Write out each line beneath this one exactly as it reads.

-- Begin PROVIDED ENTRIES --

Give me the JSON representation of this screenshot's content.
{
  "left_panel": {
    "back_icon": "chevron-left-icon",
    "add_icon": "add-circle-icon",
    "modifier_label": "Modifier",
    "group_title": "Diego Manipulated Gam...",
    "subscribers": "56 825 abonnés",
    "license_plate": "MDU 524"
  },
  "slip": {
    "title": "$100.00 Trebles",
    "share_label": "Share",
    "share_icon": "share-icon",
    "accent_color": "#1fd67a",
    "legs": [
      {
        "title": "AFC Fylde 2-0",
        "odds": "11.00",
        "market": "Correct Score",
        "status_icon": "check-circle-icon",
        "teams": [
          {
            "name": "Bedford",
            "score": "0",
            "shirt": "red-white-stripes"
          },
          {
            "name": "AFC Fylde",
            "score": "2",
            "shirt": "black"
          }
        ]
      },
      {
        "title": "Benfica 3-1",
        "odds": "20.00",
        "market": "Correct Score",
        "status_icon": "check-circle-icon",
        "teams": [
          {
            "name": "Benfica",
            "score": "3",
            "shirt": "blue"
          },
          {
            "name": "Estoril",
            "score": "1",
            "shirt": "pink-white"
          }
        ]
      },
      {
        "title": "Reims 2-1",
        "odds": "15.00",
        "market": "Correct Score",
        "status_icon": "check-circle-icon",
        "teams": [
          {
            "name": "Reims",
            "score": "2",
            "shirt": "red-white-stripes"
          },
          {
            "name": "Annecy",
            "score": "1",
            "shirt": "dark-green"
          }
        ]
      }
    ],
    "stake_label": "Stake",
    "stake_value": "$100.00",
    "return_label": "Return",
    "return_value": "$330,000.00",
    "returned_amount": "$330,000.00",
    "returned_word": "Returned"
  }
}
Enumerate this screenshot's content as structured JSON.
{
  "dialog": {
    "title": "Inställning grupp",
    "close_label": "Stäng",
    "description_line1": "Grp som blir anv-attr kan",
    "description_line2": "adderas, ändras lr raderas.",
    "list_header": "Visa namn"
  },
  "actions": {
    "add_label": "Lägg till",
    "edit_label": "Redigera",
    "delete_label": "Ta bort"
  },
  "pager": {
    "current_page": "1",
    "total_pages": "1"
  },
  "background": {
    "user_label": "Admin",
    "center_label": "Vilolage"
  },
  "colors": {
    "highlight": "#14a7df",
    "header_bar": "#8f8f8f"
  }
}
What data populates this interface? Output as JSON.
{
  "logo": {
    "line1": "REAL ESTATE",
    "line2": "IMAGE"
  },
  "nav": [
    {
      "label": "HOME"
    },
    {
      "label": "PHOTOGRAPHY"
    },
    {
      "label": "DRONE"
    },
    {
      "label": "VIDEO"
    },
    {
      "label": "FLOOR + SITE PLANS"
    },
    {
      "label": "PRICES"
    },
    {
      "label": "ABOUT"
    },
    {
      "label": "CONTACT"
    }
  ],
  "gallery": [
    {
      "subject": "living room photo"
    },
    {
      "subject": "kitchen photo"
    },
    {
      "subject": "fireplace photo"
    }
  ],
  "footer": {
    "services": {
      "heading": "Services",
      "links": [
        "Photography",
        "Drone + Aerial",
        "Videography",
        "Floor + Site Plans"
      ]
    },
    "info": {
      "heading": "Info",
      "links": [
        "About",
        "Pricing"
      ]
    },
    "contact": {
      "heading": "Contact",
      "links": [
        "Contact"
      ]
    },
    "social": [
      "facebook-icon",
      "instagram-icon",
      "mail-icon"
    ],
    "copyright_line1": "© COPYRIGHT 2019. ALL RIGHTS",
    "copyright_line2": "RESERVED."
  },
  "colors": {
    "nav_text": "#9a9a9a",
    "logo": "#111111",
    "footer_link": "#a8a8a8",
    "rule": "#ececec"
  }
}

-- End PROVIDED ENTRIES --

__COMPLETED EXERCISE__
Give me the JSON representation of this screenshot's content.
{
  "left_panel": {
    "back_icon": "chevron-left-icon",
    "add_icon": "add-circle-icon",
    "modifier_label": "Modifier",
    "group_title": "Diego Manipulated Gam...",
    "subscribers": "56 825 abonnés",
    "license_plate": "MDU 524"
  },
  "slip": {
    "title": "$100.00 Trebles",
    "share_label": "Share",
    "share_icon": "share-icon",
    "accent_color": "#1fd67a",
    "legs": [
      {
        "title": "AFC Fylde 2-0",
        "odds": "11.00",
        "market": "Correct Score",
        "status_icon": "check-circle-icon",
        "teams": [
          {
            "name": "Bedford",
            "score": "0",
            "shirt": "red-white-stripes"
          },
          {
            "name": "AFC Fylde",
            "score": "2",
            "shirt": "black"
          }
        ]
      },
      {
        "title": "Benfica 3-1",
        "odds": "20.00",
        "market": "Correct Score",
        "status_icon": "check-circle-icon",
        "teams": [
          {
            "name": "Benfica",
            "score": "3",
            "shirt": "blue"
          },
          {
            "name": "Estoril",
            "score": "1",
            "shirt": "pink-white"
          }
        ]
      },
      {
        "title": "Reims 2-1",
        "odds": "15.00",
        "market": "Correct Score",
        "status_icon": "check-circle-icon",
        "teams": [
          {
            "name": "Reims",
            "score": "2",
            "shirt": "red-white-stripes"
          },
          {
            "name": "Annecy",
            "score": "1",
            "shirt": "dark-green"
          }
        ]
      }
    ],
    "stake_label": "Stake",
    "stake_value": "$100.00",
    "return_label": "Return",
    "return_value": "$330,000.00",
    "returned_amount": "$330,000.00",
    "returned_word": "Returned"
  }
}
Enumerate this screenshot's content as structured JSON.
{
  "dialog": {
    "title": "Inställning grupp",
    "close_label": "Stäng",
    "description_line1": "Grp som blir anv-attr kan",
    "description_line2": "adderas, ändras lr raderas.",
    "list_header": "Visa namn"
  },
  "actions": {
    "add_label": "Lägg till",
    "edit_label": "Redigera",
    "delete_label": "Ta bort"
  },
  "pager": {
    "current_page": "1",
    "total_pages": "1"
  },
  "background": {
    "user_label": "Admin",
    "center_label": "Vilolage"
  },
  "colors": {
    "highlight": "#14a7df",
    "header_bar": "#8f8f8f"
  }
}
What data populates this interface? Output as JSON.
{
  "logo": {
    "line1": "REAL ESTATE",
    "line2": "IMAGE"
  },
  "nav": [
    {
      "label": "HOME"
    },
    {
      "label": "PHOTOGRAPHY"
    },
    {
      "label": "DRONE"
    },
    {
      "label": "VIDEO"
    },
    {
      "label": "FLOOR + SITE PLANS"
    },
    {
      "label": "PRICES"
    },
    {
      "label": "ABOUT"
    },
    {
      "label": "CONTACT"
    }
  ],
  "gallery": [
    {
      "subject": "living room photo"
    },
    {
      "subject": "kitchen photo"
    },
    {
      "subject": "fireplace photo"
    }
  ],
  "footer": {
    "services": {
      "heading": "Services",
      "links": [
        "Photography",
        "Drone + Aerial",
        "Videography",
        "Floor + Site Plans"
      ]
    },
    "info": {
      "heading": "Info",
      "links": [
        "About",
        "Pricing"
      ]
    },
    "contact": {
      "heading": "Contact",
      "links": [
        "Contact"
      ]
    },
    "social": [
      "facebook-icon",
      "instagram-icon",
      "mail-icon"
    ],
    "copyright_line1": "© COPYRIGHT 2019. ALL RIGHTS",
    "copyright_line2": "RESERVED."
  },
  "colors": {
    "nav_text": "#9a9a9a",
    "logo": "#111111",
    "footer_link": "#a8a8a8",
    "rule": "#ececec"
  }
}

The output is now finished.